*Set problem:* Gather each line of the records where "severe" appears.
** begin Records to process **
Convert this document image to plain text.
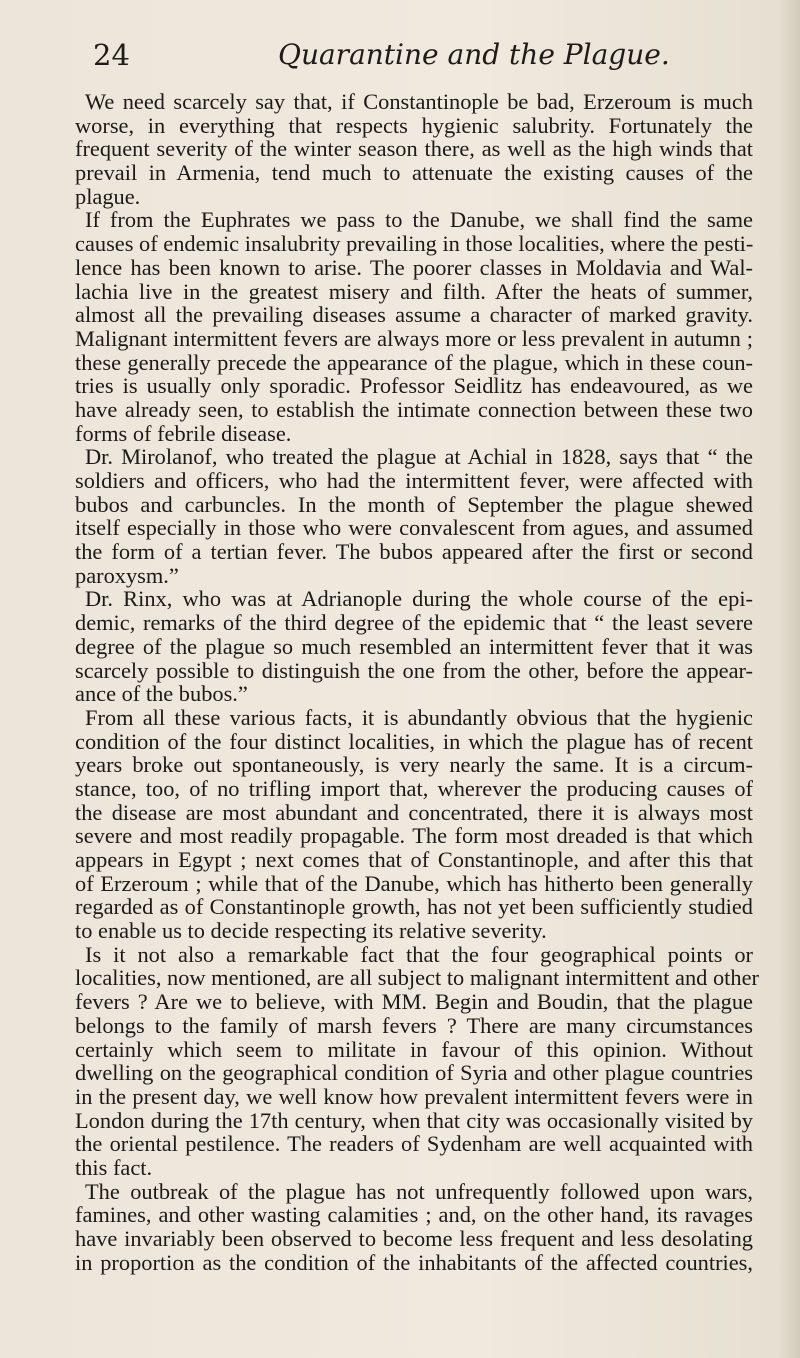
24	Quarantine and the Plague.
We need scarcely say that, if Constantinople be bad, Erzeroum is much
worse, in everything that respects hygienic salubrity. Fortunately the
frequent severity of the winter season there, as well as the high winds that
prevail in Armenia, tend much to attenuate the existing causes of the
plague.
If from the Euphrates we pass to the Danube, we shall find the same
causes of endemic insalubrity prevailing in those localities, where the pesti-
lence has been known to arise. The poorer classes in Moldavia and Wal-
lachia live in the greatest misery and filth. After the heats of summer,
almost all the prevailing diseases assume a character of marked gravity.
Malignant intermittent fevers are always more or less prevalent in autumn ;
these generally precede the appearance of the plague, which in these coun-
tries is usually only sporadic. Professor Seidlitz has endeavoured, as we
have already seen, to establish the intimate connection between these two
forms of febrile disease.
Dr. Mirolanof, who treated the plague at Achial in 1828, says that “ the
soldiers and officers, who had the intermittent fever, were affected with
bubos and carbuncles. In the month of September the plague shewed
itself especially in those who were convalescent from agues, and assumed
the form of a tertian fever. The bubos appeared after the first or second
paroxysm.”
Dr. Rinx, who was at Adrianople during the whole course of the epi-
demic, remarks of the third degree of the epidemic that “ the least severe
degree of the plague so much resembled an intermittent fever that it was
scarcely possible to distinguish the one from the other, before the appear-
ance of the bubos.”
From all these various facts, it is abundantly obvious that the hygienic
condition of the four distinct localities, in which the plague has of recent
years broke out spontaneously, is very nearly the same. It is a circum-
stance, too, of no trifling import that, wherever the producing causes of
the disease are most abundant and concentrated, there it is always most
severe and most readily propagable. The form most dreaded is that which
appears in Egypt ; next comes that of Constantinople, and after this that
of Erzeroum ; while that of the Danube, which has hitherto been generally
regarded as of Constantinople growth, has not yet been sufficiently studied
to enable us to decide respecting its relative severity.
Is it not also a remarkable fact that the four geographical points or
localities, now mentioned, are all subject to malignant intermittent and other
fevers ? Are we to believe, with MM. Begin and Boudin, that the plague
belongs to the family of marsh fevers ? There are many circumstances
certainly which seem to militate in favour of this opinion. Without
dwelling on the geographical condition of Syria and other plague countries
in the present day, we well know how prevalent intermittent fevers were in
London during the 17th century, when that city was occasionally visited by
the oriental pestilence. The readers of Sydenham are well acquainted with
this fact.
The outbreak of the plague has not unfrequently followed upon wars,
famines, and other wasting calamities ; and, on the other hand, its ravages
have invariably been observed to become less frequent and less desolating
in proportion as the condition of the inhabitants of the affected countries,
** end Records to process **
*Solution to this problem:*
demic, remarks of the third degree of the epidemic that “ the least severe
severe and most readily propagable. The form most dreaded is that which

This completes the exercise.